[Bounding box labels]
#####
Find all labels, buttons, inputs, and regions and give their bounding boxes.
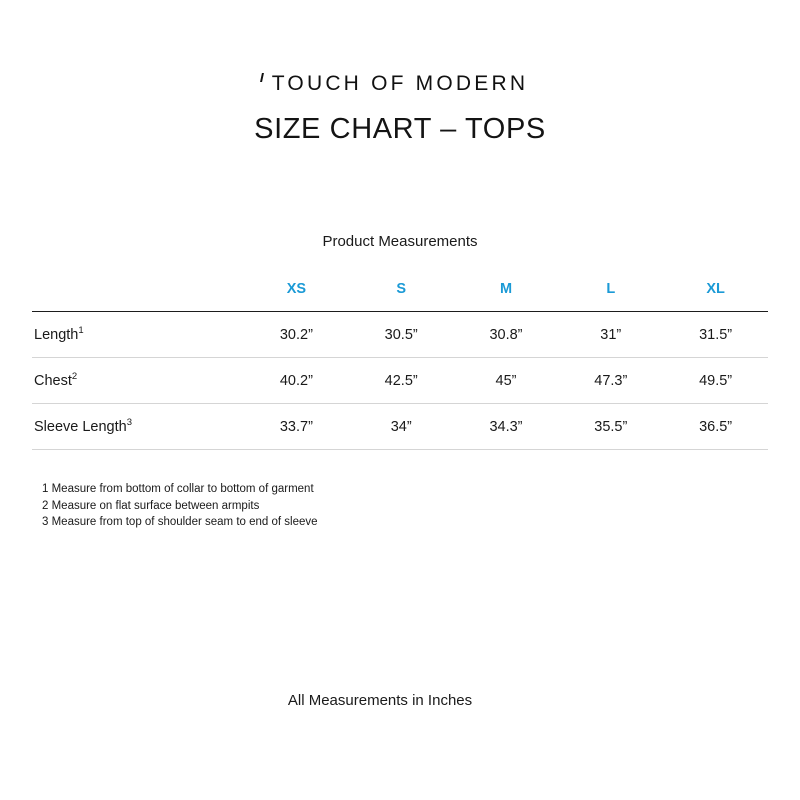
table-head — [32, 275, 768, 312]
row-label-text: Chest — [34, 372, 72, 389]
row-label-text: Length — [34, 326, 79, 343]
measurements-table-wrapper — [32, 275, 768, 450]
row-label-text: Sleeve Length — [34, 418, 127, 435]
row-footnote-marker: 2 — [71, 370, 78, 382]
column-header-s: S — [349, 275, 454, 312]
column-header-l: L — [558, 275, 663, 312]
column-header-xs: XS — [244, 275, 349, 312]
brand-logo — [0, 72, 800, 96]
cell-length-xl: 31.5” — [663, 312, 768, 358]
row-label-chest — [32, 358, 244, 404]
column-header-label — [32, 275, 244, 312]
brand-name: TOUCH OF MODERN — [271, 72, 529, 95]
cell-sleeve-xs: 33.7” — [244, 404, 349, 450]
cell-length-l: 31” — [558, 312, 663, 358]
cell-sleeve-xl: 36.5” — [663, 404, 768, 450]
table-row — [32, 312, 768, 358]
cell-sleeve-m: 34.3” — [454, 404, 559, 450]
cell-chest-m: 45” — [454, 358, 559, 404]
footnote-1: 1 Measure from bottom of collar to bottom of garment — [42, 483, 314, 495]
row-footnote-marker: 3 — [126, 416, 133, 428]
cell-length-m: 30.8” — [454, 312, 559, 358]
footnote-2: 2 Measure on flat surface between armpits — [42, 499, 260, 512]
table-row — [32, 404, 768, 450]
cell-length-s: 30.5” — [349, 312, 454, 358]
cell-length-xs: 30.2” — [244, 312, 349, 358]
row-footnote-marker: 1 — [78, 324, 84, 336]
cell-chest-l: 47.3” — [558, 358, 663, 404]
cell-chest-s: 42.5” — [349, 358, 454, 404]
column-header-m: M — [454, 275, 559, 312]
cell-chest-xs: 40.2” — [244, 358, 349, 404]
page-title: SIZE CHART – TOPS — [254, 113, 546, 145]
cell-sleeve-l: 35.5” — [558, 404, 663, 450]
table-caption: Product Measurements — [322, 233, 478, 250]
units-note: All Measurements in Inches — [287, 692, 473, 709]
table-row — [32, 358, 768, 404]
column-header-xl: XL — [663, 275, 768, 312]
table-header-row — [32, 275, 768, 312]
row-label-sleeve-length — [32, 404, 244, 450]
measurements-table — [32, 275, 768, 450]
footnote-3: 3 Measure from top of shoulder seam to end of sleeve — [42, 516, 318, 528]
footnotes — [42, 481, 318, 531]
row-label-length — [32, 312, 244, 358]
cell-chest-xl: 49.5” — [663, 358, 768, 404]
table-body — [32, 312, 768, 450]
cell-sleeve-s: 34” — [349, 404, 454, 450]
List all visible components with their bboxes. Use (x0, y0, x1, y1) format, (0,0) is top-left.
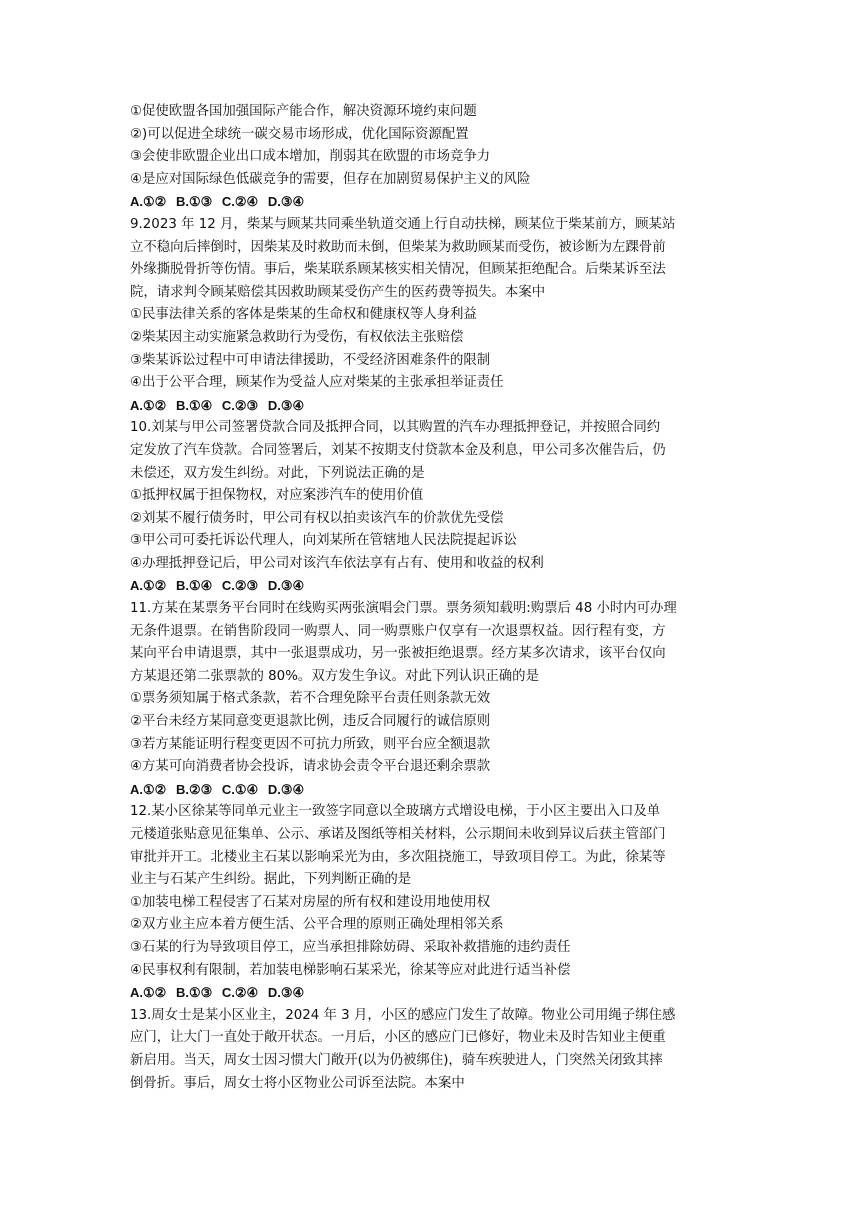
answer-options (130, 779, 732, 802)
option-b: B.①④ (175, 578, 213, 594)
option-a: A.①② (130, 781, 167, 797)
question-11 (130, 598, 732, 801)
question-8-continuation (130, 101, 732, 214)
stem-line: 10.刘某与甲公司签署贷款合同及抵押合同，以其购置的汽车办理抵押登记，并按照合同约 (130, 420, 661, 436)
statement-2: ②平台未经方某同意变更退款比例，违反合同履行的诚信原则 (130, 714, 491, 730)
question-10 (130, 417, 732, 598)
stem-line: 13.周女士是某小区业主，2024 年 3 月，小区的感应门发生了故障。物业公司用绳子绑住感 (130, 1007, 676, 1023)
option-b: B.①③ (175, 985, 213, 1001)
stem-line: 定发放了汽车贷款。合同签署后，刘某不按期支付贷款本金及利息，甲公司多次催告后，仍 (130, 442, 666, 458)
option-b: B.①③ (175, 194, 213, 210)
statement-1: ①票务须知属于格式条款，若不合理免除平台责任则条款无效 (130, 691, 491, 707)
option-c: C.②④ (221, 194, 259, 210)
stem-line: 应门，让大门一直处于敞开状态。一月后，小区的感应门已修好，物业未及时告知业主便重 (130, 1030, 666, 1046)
#####
Problem details:
Rewrite every line of both items above as a single numbered list, skipping any blank lines and leaving out the pictures.

Answer to this exercise:
1. Find all labels, buttons, inputs, and regions and give their bounding boxes.
2. table-head — [32, 275, 768, 312]
3. row-label-text: Chest — [34, 372, 72, 389]
4. row-label-text: Length — [34, 326, 79, 343]
5. measurements-table-wrapper — [32, 275, 768, 450]
6. row-label-text: Sleeve Length — [34, 418, 127, 435]
7. row-footnote-marker: 2 — [71, 370, 78, 382]
8. column-header-s: S — [349, 275, 454, 312]
9. column-header-l: L — [558, 275, 663, 312]
10. column-header-xs: XS — [244, 275, 349, 312]
11. brand-logo — [0, 72, 800, 96]
12. cell-length-xl: 31.5” — [663, 312, 768, 358]
13. row-label-chest — [32, 358, 244, 404]
14. column-header-label — [32, 275, 244, 312]
15. brand-name: TOUCH OF MODERN — [271, 72, 529, 95]
16. cell-sleeve-xs: 33.7” — [244, 404, 349, 450]
17. cell-length-l: 31” — [558, 312, 663, 358]
18. cell-sleeve-xl: 36.5” — [663, 404, 768, 450]
19. table-row — [32, 312, 768, 358]
20. cell-sleeve-m: 34.3” — [454, 404, 559, 450]
21. cell-chest-m: 45” — [454, 358, 559, 404]
22. footnote-1: 1 Measure from bottom of collar to bottom of garment — [42, 483, 314, 495]
23. row-footnote-marker: 3 — [126, 416, 133, 428]
24. cell-length-m: 30.8” — [454, 312, 559, 358]
25. footnote-2: 2 Measure on flat surface between armpits — [42, 499, 260, 512]
26. table-row — [32, 404, 768, 450]
27. cell-length-s: 30.5” — [349, 312, 454, 358]
28. cell-length-xs: 30.2” — [244, 312, 349, 358]
29. row-footnote-marker: 1 — [78, 324, 84, 336]
30. cell-chest-l: 47.3” — [558, 358, 663, 404]
31. cell-chest-s: 42.5” — [349, 358, 454, 404]
32. column-header-m: M — [454, 275, 559, 312]
33. cell-chest-xs: 40.2” — [244, 358, 349, 404]
34. page-title: SIZE CHART – TOPS — [254, 113, 546, 145]
35. cell-sleeve-l: 35.5” — [558, 404, 663, 450]
36. table-caption: Product Measurements — [322, 233, 478, 250]
37. units-note: All Measurements in Inches — [287, 692, 473, 709]
38. table-row — [32, 358, 768, 404]
39. column-header-xl: XL — [663, 275, 768, 312]
40. table-header-row — [32, 275, 768, 312]
41. row-label-sleeve-length — [32, 404, 244, 450]
42. measurements-table — [32, 275, 768, 450]
43. footnote-3: 3 Measure from top of shoulder seam to end of sleeve — [42, 516, 318, 528]
44. footnotes — [42, 481, 318, 531]
45. row-label-length — [32, 312, 244, 358]
46. cell-chest-xl: 49.5” — [663, 358, 768, 404]
47. table-body — [32, 312, 768, 450]
48. cell-sleeve-s: 34” — [349, 404, 454, 450]
49. List all visible components with their bboxes. Use (x0, y0, x1, y1) format, (0,0) is top-left.
50. answer-options (130, 779, 732, 802)
51. option-b: B.①④ (175, 578, 213, 594)
52. option-a: A.①② (130, 781, 167, 797)
53. question-11 (130, 598, 732, 801)
54. question-8-continuation (130, 101, 732, 214)
55. stem-line: 10.刘某与甲公司签署贷款合同及抵押合同，以其购置的汽车办理抵押登记，并按照合同约 (130, 420, 661, 436)
56. statement-2: ②平台未经方某同意变更退款比例，违反合同履行的诚信原则 (130, 714, 491, 730)
57. question-10 (130, 417, 732, 598)
58. stem-line: 13.周女士是某小区业主，2024 年 3 月，小区的感应门发生了故障。物业公司用绳子绑住感 (130, 1007, 676, 1023)
59. option-b: B.①③ (175, 985, 213, 1001)
60. stem-line: 定发放了汽车贷款。合同签署后，刘某不按期支付贷款本金及利息，甲公司多次催告后，仍 (130, 442, 666, 458)
61. option-b: B.①③ (175, 194, 213, 210)
62. statement-1: ①票务须知属于格式条款，若不合理免除平台责任则条款无效 (130, 691, 491, 707)
63. option-c: C.②④ (221, 194, 259, 210)
64. stem-line: 应门，让大门一直处于敞开状态。一月后，小区的感应门已修好，物业未及时告知业主便重 (130, 1030, 666, 1046)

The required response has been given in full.